-- Problem set --
A. Name every London park, palace, museum, river, or other landmark mentioned in the London travel post.
B. According to the London travel post, how thick was the steel used to fortify the bunker ceiling?
C. From the London travel post, return the stretch from "Tuesday, August 18, 2015" through "We love it.".

-- Passage shown --

Tuesday, August 18, 2015

London: A City of Museums, Parks, and Cathedrals

We have been so lucky.  By spending our holiday in Northern Europe we have had a second summer in a row without one uncomfortably humid  day. We love it.

We had quite an extensive itinerary planned for today which took us through St. James Park that practically borders Buckingham Palace.  It's a very pretty city park with winding walking paths, ancient shade trees, and a pond with different species of birds. Not all are native. In fact a sign says the pelicans were originally a gift from Russia.

Today all of the birds, most gifts from other countries, are protected through the generosity of companies such as Tiffany's.

Our self guided tour of London took us to Cabinet War Rooms and Churchill Museum which is part of the Imperial War Museum.  It was Churchill's secret underground headquarters along with his cabinet during WWII which was necessary because of the bombing of London. It's a fascinating walk through underground chambers which  have been left mainly untouched since the war when it was a secret headquarters.  Churchill hated the underground. He said it confirmed the enemy's power. Using our audio guide we learned that the ceiling of the bunker was fortified with steel 6 feet thick. This gave many of the people  working there a sense of security but the truth is it wasn't as safe as they thought. If a bomb had hit the building, it would have collapsed. It was also vulnerable to chemical attacks.

We read the personal reflections of many of the people who worked there. They described Churchill as being determined and demanding. He often put a sticker on documents that read "Action this day!" yet  he was a kind man with a good sense of humor.  The kitchen staff had a cat named Smokey who slept on Churchill's bed on the few overnights  he spent there.  

The museum itself was very interactive with videos, photos, and transcripts. I heard some tapping and saw children excitedly  lined up in front of a hands on exhibit.  Upon closer inspection I discovered it was a manual typewriter.  "This is our most popular exhibit for kids," a museum guide told me with a smile. " The only problem is we need to order our ribbons from China."  Churchill hated noise of any kind. The actual typewriters used had sound silencers on them.

The Thames River has quite a current causing the water to appear to be churning in all directions. We took a boat down the river to the art museum Tate Modern.  The boat passed the London Eye which looks like a giant bicycle wheel. It was quite crowded. It looks like you would have an amazing view from it, but it costs over $30 US per person so we gave it a pass.

The Tate Modern is housed in an old power station. The exhibits are displayed by concept rather than by artist. We visited most floors and saw paintings and sculpture with a geometric concept.  There are three giant frames for example with bold blue borders with a different colored stripe accenting each one.  One odd exhibit to me is called Sugar and Oil. It is a black and white video showing what happens when crude oil is poured on a stack of sugar cubes.  An interesting exhibit is  a series of vintage radios turned into a high tech robot.  There are also impressive paintings by Picasso. Children are  invited to draw pictures using a high tech stylus. Their artwork is  projected on the wall.  On the top floor is a nice cafe with panoramic views of the city.

-- Information provided --
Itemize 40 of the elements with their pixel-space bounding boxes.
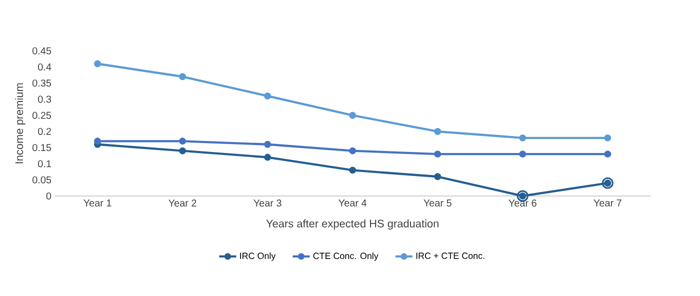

-- Problem solutions --
A. St. James Park, Buckingham Palace, Cabinet War Rooms and Churchill Museum, Imperial War Museum, Thames River, Tate Modern, London Eye

B. 6 feet thick.

C.
Tuesday, August 18, 2015

London: A City of Museums, Parks, and Cathedrals

We have been so lucky.  By spending our holiday in Northern Europe we have had a second summer in a row without one uncomfortably humid  day. We love it.